◆ **Yang Diminta**
Tuliskan kembali bagian teks tentang angkat beban yang dimulai dari "Memangnya nggak takut" dan berakhir di "dalam jumlah besar.", dengan mengganti "tukang parkir" menjadi "petugas parkir".

◆ **Teks Bacaan**

****************************************

Saya mungkin memang sudah jenuh juga bersepeda dan lari. Jadi kalau mau berhenti juga nggak berat. Dumbbell di kosan mulai lebih sering saya pakai tuh. Punya cuma sebelum-sebelumnya nggak fokus ke situ. Secara fokus saya ada tetap punya berat badan 50 kilogram. Dan lari sangat memungkinkan mencapai tujuan itu. Tentunya mengatur makanan memegang peranan sangat utama. Buktinya nggak semua orang yang lari jadi kurus.

Doktrin-doktrin mengenai olahraga angkat beban pun mulai berseliweran di beranda Youtube. Betapa semakin menua, massa otot manusia semakin berkurang, tulang akan semakin kuat kalau ototnya dilatih, angkat beban pembakarannya 24 lebih. Belum lagi Ade Rai sering muncul di mana-mana.

Ya sudah, mari kita coba yang satu ini. Dumbbell saya awalnya hanya sepasang yang 1 kilo dan sepasang 4 kilo. Beli lagi yang 6 kilo, naik lagi 8 kilo, sampai ke 10 kilo.

Memangnya nggak takut badannya kekar kayak laki-laki? Hey kamu, pertama, saya pake celana jins, jaket, helm full face, naik motor, mau parkir, sama tukang parkir sudah dipanggil, “Sini, Mas!”

Kedua, doktrin mengatakan bahwa buat cewek, untuk sampai tahap menyerupai badan binaraga tidaklah mudah. Sangat sulit bahkan. Pertama, dari Sang Pencipta, memang jatah hormon untuk bentuk otot seperti laki-laki lebih sedikit. Asumsinya, laki-laki memang membutuhkan itu untuk mendukung aktivitas fisiknya. Perempuan kan sebenarnya tidak butuh dalam jumlah besar.

Saya juga mengakui itu kok. Kalau cuma modal dumbbell, proses justru terasa jauh lebih penting. Otot tetap numbuh kok, tapi sangat pelan. Saya mulai dari 2021, sekarang masih biasa-biasa aja. Bedanya, terasa badannya lebih kokoh, posturnya lebih tegap.

****************************************

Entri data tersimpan

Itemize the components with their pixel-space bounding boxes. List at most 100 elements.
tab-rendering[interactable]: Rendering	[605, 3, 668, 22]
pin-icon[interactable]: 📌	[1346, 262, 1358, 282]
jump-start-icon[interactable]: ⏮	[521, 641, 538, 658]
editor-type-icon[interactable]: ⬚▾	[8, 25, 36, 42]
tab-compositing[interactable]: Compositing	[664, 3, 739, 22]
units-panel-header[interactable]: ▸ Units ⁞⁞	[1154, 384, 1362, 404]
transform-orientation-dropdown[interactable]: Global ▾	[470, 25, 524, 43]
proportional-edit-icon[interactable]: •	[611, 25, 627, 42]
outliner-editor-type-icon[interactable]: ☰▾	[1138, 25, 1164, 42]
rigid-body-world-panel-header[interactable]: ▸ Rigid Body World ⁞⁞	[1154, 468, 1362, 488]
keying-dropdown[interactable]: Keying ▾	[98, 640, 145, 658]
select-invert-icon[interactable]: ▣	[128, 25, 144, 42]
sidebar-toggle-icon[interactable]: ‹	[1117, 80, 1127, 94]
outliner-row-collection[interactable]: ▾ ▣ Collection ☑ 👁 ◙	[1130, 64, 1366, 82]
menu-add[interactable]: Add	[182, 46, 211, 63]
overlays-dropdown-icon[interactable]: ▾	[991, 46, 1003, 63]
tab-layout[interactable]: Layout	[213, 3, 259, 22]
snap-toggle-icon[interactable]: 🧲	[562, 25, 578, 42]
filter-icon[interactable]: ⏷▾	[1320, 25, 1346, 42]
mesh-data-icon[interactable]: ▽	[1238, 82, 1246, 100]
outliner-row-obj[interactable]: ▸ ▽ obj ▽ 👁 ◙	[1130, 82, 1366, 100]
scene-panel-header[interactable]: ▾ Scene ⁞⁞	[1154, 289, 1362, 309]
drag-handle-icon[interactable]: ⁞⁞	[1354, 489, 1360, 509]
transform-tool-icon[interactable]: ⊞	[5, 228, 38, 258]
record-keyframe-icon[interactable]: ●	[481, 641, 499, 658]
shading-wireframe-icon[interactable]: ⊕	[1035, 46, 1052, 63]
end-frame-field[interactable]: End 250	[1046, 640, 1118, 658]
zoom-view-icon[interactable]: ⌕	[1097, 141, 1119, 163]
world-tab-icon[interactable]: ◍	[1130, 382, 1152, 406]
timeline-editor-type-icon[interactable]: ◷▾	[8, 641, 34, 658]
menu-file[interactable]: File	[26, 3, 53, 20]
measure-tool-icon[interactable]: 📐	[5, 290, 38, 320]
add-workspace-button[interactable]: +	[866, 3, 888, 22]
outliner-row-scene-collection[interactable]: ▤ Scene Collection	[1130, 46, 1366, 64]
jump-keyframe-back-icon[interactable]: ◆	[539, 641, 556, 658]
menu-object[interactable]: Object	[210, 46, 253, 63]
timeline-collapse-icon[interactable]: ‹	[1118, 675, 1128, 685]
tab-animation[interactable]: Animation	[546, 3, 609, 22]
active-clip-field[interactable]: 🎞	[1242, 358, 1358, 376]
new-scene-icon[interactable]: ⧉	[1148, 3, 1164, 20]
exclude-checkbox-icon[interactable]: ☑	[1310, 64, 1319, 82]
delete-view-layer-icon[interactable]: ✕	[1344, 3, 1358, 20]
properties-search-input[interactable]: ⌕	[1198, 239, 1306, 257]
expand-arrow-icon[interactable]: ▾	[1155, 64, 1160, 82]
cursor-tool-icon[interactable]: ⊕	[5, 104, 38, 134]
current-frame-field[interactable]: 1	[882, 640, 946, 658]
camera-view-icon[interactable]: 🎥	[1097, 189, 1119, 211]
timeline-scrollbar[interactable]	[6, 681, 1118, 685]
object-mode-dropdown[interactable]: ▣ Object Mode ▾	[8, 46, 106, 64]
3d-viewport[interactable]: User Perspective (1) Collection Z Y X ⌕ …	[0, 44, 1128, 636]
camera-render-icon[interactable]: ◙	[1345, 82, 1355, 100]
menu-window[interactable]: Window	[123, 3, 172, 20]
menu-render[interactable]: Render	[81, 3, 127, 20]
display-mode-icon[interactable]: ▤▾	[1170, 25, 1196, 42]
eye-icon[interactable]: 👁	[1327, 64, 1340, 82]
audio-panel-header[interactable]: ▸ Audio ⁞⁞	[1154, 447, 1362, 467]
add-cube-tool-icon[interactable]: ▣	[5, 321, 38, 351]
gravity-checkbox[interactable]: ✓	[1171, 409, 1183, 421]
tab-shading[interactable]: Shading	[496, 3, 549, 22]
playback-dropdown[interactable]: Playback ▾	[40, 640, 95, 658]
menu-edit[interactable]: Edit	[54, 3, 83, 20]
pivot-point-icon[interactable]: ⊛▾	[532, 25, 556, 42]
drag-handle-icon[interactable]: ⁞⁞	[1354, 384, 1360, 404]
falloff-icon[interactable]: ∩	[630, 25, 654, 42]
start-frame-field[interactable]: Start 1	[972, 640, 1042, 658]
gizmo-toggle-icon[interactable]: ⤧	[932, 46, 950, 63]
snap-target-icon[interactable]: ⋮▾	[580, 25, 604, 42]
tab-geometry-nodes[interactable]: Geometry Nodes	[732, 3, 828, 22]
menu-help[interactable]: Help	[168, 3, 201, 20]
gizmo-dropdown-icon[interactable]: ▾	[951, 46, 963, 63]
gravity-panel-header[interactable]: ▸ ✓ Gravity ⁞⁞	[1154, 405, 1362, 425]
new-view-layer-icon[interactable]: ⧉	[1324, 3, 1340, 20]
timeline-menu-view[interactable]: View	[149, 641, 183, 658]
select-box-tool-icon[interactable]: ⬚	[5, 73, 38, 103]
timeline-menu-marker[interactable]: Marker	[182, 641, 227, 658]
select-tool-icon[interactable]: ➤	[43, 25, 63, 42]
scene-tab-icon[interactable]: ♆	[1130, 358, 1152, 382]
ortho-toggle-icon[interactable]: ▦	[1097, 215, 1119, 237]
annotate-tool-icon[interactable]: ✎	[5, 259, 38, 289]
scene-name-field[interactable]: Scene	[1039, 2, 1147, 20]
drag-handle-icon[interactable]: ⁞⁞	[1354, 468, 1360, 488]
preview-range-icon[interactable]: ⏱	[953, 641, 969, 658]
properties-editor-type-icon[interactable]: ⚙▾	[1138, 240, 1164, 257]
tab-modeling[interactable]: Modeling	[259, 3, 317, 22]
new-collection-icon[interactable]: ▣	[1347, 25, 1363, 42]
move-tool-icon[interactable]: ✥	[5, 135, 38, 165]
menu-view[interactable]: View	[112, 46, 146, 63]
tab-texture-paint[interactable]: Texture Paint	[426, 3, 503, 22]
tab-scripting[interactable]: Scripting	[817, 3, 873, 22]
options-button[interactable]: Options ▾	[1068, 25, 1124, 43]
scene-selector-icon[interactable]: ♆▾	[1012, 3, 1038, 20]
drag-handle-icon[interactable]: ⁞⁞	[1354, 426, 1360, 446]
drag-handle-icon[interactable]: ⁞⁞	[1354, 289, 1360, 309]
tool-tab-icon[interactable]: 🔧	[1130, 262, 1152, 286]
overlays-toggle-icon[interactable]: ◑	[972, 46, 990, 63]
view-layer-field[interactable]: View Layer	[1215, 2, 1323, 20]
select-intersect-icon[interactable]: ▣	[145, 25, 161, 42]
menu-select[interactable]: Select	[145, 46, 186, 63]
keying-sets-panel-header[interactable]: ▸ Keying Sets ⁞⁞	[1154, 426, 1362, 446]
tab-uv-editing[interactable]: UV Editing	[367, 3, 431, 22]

****************************************

◆ **Jawaban yang Diharapkan**
Memangnya nggak takut badannya kekar kayak laki-laki? Hey kamu, pertama, saya pake celana jins, jaket, helm full face, naik motor, mau parkir, sama petugas parkir sudah dipanggil, “Sini, Mas!”

Kedua, doktrin mengatakan bahwa buat cewek, untuk sampai tahap menyerupai badan binaraga tidaklah mudah. Sangat sulit bahkan. Pertama, dari Sang Pencipta, memang jatah hormon untuk bentuk otot seperti laki-laki lebih sedikit. Asumsinya, laki-laki memang membutuhkan itu untuk mendukung aktivitas fisiknya. Perempuan kan sebenarnya tidak butuh dalam jumlah besar.